Print each line of the listing once more, precisely as given.

__MATERIALS PROVIDED__.
● ● ● ● ●
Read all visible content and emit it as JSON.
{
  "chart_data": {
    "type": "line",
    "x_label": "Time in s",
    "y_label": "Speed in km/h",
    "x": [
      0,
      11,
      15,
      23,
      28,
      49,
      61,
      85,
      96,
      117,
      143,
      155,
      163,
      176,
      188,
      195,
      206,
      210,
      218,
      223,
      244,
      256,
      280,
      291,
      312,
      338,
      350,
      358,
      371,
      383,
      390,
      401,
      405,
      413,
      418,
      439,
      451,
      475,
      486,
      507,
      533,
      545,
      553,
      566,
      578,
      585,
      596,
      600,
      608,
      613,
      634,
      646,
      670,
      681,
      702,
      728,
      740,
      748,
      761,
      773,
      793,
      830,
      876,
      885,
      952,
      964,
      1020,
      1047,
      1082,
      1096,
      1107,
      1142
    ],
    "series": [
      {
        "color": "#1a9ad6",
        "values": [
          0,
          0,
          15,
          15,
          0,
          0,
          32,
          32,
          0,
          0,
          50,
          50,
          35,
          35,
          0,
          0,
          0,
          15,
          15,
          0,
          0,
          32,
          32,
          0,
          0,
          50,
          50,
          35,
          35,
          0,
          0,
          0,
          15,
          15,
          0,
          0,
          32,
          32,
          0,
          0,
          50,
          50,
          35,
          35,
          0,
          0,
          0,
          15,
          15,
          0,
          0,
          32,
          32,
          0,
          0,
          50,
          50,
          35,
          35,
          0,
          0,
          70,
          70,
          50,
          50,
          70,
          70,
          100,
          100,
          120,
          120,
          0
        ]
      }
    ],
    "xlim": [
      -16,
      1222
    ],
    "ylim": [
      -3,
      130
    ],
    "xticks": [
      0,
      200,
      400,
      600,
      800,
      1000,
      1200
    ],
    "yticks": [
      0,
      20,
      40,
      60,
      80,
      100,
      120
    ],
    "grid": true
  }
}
● ● ● ● ●
__RESPONSE BELOW__.
Read all visible content and emit it as JSON.
{
  "chart_data": {
    "type": "line",
    "x_label": "Time in s",
    "y_label": "Speed in km/h",
    "x": [
      0,
      11,
      15,
      23,
      28,
      49,
      61,
      85,
      96,
      117,
      143,
      155,
      163,
      176,
      188,
      195,
      206,
      210,
      218,
      223,
      244,
      256,
      280,
      291,
      312,
      338,
      350,
      358,
      371,
      383,
      390,
      401,
      405,
      413,
      418,
      439,
      451,
      475,
      486,
      507,
      533,
      545,
      553,
      566,
      578,
      585,
      596,
      600,
      608,
      613,
      634,
      646,
      670,
      681,
      702,
      728,
      740,
      748,
      761,
      773,
      793,
      830,
      876,
      885,
      952,
      964,
      1020,
      1047,
      1082,
      1096,
      1107,
      1142
    ],
    "series": [
      {
        "color": "#1a9ad6",
        "values": [
          0,
          0,
          15,
          15,
          0,
          0,
          32,
          32,
          0,
          0,
          50,
          50,
          35,
          35,
          0,
          0,
          0,
          15,
          15,
          0,
          0,
          32,
          32,
          0,
          0,
          50,
          50,
          35,
          35,
          0,
          0,
          0,
          15,
          15,
          0,
          0,
          32,
          32,
          0,
          0,
          50,
          50,
          35,
          35,
          0,
          0,
          0,
          15,
          15,
          0,
          0,
          32,
          32,
          0,
          0,
          50,
          50,
          35,
          35,
          0,
          0,
          70,
          70,
          50,
          50,
          70,
          70,
          100,
          100,
          120,
          120,
          0
        ]
      }
    ],
    "xlim": [
      -16,
      1222
    ],
    "ylim": [
      -3,
      130
    ],
    "xticks": [
      0,
      200,
      400,
      600,
      800,
      1000,
      1200
    ],
    "yticks": [
      0,
      20,
      40,
      60,
      80,
      100,
      120
    ],
    "grid": true
  }
}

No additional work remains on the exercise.